TO BE DONE.
Identify every line in the records below that contains the word "triangulation", and reproduce each one.

------ DATA IN THIS EXERCISE

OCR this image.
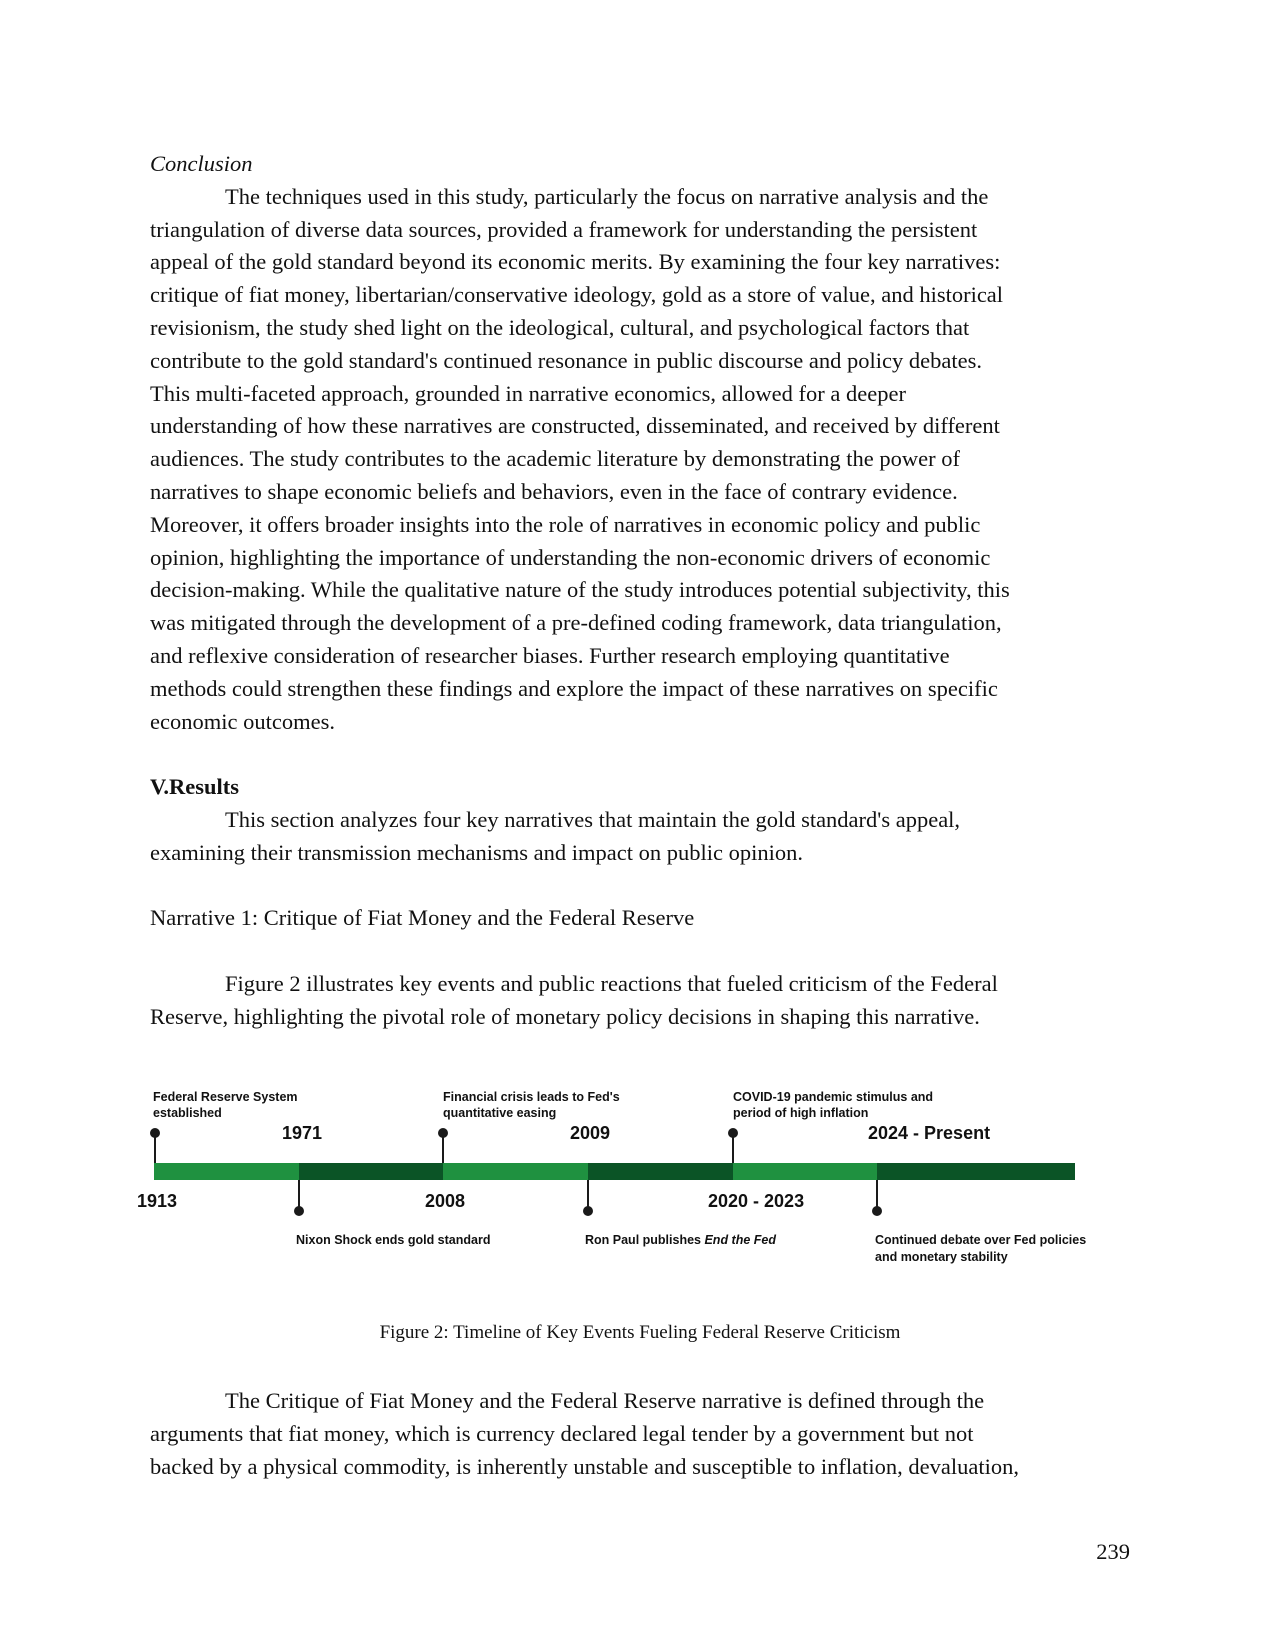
Conclusion
The techniques used in this study, particularly the focus on narrative analysis and the
triangulation of diverse data sources, provided a framework for understanding the persistent
appeal of the gold standard beyond its economic merits. By examining the four key narratives:
critique of fiat money, libertarian/conservative ideology, gold as a store of value, and historical
revisionism, the study shed light on the ideological, cultural, and psychological factors that
contribute to the gold standard's continued resonance in public discourse and policy debates.
This multi-faceted approach, grounded in narrative economics, allowed for a deeper
understanding of how these narratives are constructed, disseminated, and received by different
audiences. The study contributes to the academic literature by demonstrating the power of
narratives to shape economic beliefs and behaviors, even in the face of contrary evidence.
Moreover, it offers broader insights into the role of narratives in economic policy and public
opinion, highlighting the importance of understanding the non-economic drivers of economic
decision-making. While the qualitative nature of the study introduces potential subjectivity, this
was mitigated through the development of a pre-defined coding framework, data triangulation,
and reflexive consideration of researcher biases. Further research employing quantitative
methods could strengthen these findings and explore the impact of these narratives on specific
economic outcomes.
V.Results
This section analyzes four key narratives that maintain the gold standard's appeal,
examining their transmission mechanisms and impact on public opinion.
Narrative 1: Critique of Fiat Money and the Federal Reserve
Figure 2 illustrates key events and public reactions that fueled criticism of the Federal
Reserve, highlighting the pivotal role of monetary policy decisions in shaping this narrative.
Federal Reserve System
established
1913
1971
Nixon Shock ends gold standard
Financial crisis leads to Fed's
quantitative easing
2008
2009
Ron Paul publishes End the Fed
COVID-19 pandemic stimulus and
period of high inflation
2020 - 2023
2024 - Present
Continued debate over Fed policies
and monetary stability
Figure 2: Timeline of Key Events Fueling Federal Reserve Criticism
The Critique of Fiat Money and the Federal Reserve narrative is defined through the
arguments that fiat money, which is currency declared legal tender by a government but not
backed by a physical commodity, is inherently unstable and susceptible to inflation, devaluation,
239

------------

SOLUTION TO THE EXERCISE.
triangulation of diverse data sources, provided a framework for understanding the persistent
was mitigated through the development of a pre-defined coding framework, data triangulation,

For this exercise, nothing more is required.